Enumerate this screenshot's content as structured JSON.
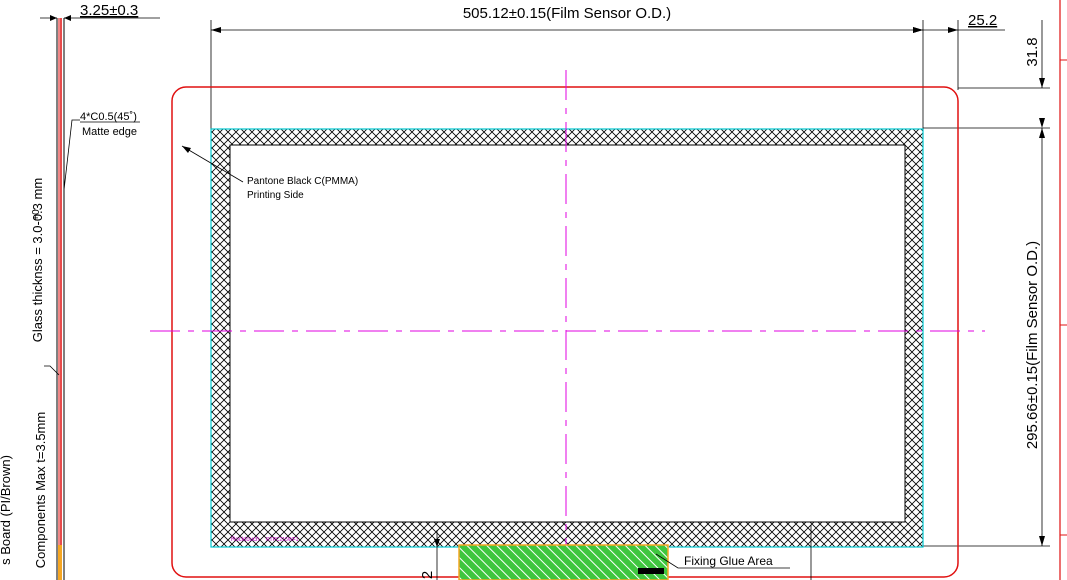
{
  "dimensions": {
    "cover_thickness": "3.25±0.3",
    "sensor_width": "505.12±0.15(Film Sensor O.D.)",
    "right_margin": "25.2",
    "top_margin": "31.8",
    "sensor_height": "295.66±0.15(Film Sensor O.D.)",
    "bottom_offset": "2"
  },
  "annotations": {
    "chamfer": "4*C0.5(45˚)",
    "matte_edge": "Matte edge",
    "printing_line1": "Pantone Black C(PMMA)",
    "printing_line2": "Printing Side",
    "glue_area": "Fixing Glue Area",
    "tail_label": "Rocktouch",
    "tail_part": "RTPC215WF1"
  },
  "side_view": {
    "tolerance_plus": "+0",
    "glass_thickness": "Glass thicknss = 3.0-0.3 mm",
    "components": "Components Max t=3.5mm",
    "board": "s Board (PI/Brown)"
  },
  "colors": {
    "outline": "#e01010",
    "center_line": "#e000e0",
    "sensor_edge": "#00c8d0",
    "glue_fill": "#3ec63e"
  }
}
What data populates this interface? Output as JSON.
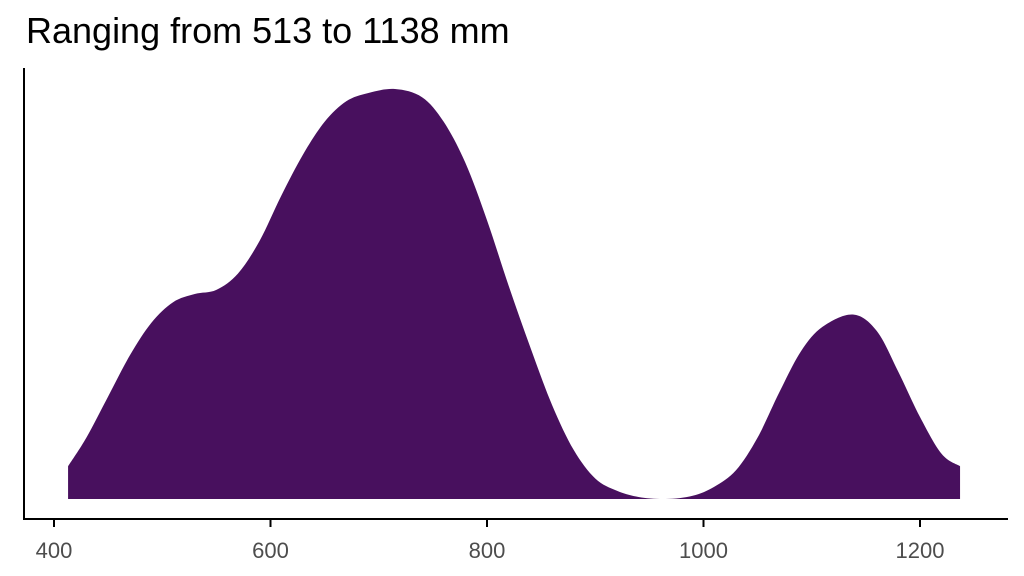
{
  "chart_data": {
    "type": "area",
    "title": "Ranging from 513 to 1138 mm",
    "xlabel": "",
    "ylabel": "",
    "xlim": [
      360,
      1400
    ],
    "ylim": [
      0,
      1
    ],
    "x_ticks": [
      400,
      600,
      800,
      1000,
      1200
    ],
    "y_ticks": [],
    "grid": false,
    "legend": "none",
    "fill_color": "#48105e",
    "series": [
      {
        "x": [
          413,
          430,
          450,
          470,
          490,
          510,
          530,
          550,
          570,
          590,
          610,
          630,
          650,
          670,
          690,
          715,
          740,
          760,
          780,
          800,
          820,
          840,
          860,
          880,
          900,
          920,
          940,
          965,
          990,
          1010,
          1030,
          1050,
          1070,
          1090,
          1110,
          1138,
          1160,
          1180,
          1200,
          1220,
          1237
        ],
        "y": [
          0.08,
          0.15,
          0.25,
          0.35,
          0.43,
          0.48,
          0.5,
          0.51,
          0.55,
          0.63,
          0.74,
          0.84,
          0.92,
          0.97,
          0.99,
          1.0,
          0.98,
          0.92,
          0.82,
          0.68,
          0.52,
          0.37,
          0.23,
          0.12,
          0.05,
          0.02,
          0.005,
          0.0,
          0.008,
          0.03,
          0.07,
          0.15,
          0.26,
          0.36,
          0.42,
          0.45,
          0.41,
          0.31,
          0.2,
          0.11,
          0.08
        ]
      }
    ]
  }
}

Required work -> Only the number is wanted: how many lines of the material above include the word "this"?

Response -> 2